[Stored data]
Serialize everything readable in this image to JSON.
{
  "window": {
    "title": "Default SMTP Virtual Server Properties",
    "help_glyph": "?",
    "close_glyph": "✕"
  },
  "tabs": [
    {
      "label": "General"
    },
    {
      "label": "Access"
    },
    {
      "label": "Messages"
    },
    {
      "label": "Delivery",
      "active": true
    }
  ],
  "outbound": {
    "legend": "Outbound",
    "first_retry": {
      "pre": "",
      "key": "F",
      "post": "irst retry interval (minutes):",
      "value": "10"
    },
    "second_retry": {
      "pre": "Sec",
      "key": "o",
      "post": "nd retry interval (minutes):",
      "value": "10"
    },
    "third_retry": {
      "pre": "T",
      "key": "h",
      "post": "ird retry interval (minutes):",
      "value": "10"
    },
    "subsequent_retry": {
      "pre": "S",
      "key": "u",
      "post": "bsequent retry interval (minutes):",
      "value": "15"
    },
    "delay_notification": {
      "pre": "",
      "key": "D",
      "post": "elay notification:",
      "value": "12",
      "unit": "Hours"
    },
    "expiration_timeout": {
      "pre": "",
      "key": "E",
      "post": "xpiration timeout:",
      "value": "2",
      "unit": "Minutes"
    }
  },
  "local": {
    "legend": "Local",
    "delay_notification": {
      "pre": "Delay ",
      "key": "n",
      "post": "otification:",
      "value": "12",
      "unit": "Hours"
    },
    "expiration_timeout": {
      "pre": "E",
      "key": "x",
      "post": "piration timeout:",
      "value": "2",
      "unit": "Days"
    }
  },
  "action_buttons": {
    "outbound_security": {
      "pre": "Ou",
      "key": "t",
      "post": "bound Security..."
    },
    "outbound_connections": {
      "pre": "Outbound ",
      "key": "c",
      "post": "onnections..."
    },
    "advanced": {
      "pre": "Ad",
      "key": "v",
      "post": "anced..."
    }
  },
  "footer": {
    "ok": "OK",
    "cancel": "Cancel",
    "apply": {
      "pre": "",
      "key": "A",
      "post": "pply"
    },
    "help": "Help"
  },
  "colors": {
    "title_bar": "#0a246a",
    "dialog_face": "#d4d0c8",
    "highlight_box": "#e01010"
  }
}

[Exercise aim] Output all records verbatim.

[The response]
Serialize everything readable in this image to JSON.
{
  "window": {
    "title": "Default SMTP Virtual Server Properties",
    "help_glyph": "?",
    "close_glyph": "✕"
  },
  "tabs": [
    {
      "label": "General"
    },
    {
      "label": "Access"
    },
    {
      "label": "Messages"
    },
    {
      "label": "Delivery",
      "active": true
    }
  ],
  "outbound": {
    "legend": "Outbound",
    "first_retry": {
      "pre": "",
      "key": "F",
      "post": "irst retry interval (minutes):",
      "value": "10"
    },
    "second_retry": {
      "pre": "Sec",
      "key": "o",
      "post": "nd retry interval (minutes):",
      "value": "10"
    },
    "third_retry": {
      "pre": "T",
      "key": "h",
      "post": "ird retry interval (minutes):",
      "value": "10"
    },
    "subsequent_retry": {
      "pre": "S",
      "key": "u",
      "post": "bsequent retry interval (minutes):",
      "value": "15"
    },
    "delay_notification": {
      "pre": "",
      "key": "D",
      "post": "elay notification:",
      "value": "12",
      "unit": "Hours"
    },
    "expiration_timeout": {
      "pre": "",
      "key": "E",
      "post": "xpiration timeout:",
      "value": "2",
      "unit": "Minutes"
    }
  },
  "local": {
    "legend": "Local",
    "delay_notification": {
      "pre": "Delay ",
      "key": "n",
      "post": "otification:",
      "value": "12",
      "unit": "Hours"
    },
    "expiration_timeout": {
      "pre": "E",
      "key": "x",
      "post": "piration timeout:",
      "value": "2",
      "unit": "Days"
    }
  },
  "action_buttons": {
    "outbound_security": {
      "pre": "Ou",
      "key": "t",
      "post": "bound Security..."
    },
    "outbound_connections": {
      "pre": "Outbound ",
      "key": "c",
      "post": "onnections..."
    },
    "advanced": {
      "pre": "Ad",
      "key": "v",
      "post": "anced..."
    }
  },
  "footer": {
    "ok": "OK",
    "cancel": "Cancel",
    "apply": {
      "pre": "",
      "key": "A",
      "post": "pply"
    },
    "help": "Help"
  },
  "colors": {
    "title_bar": "#0a246a",
    "dialog_face": "#d4d0c8",
    "highlight_box": "#e01010"
  }
}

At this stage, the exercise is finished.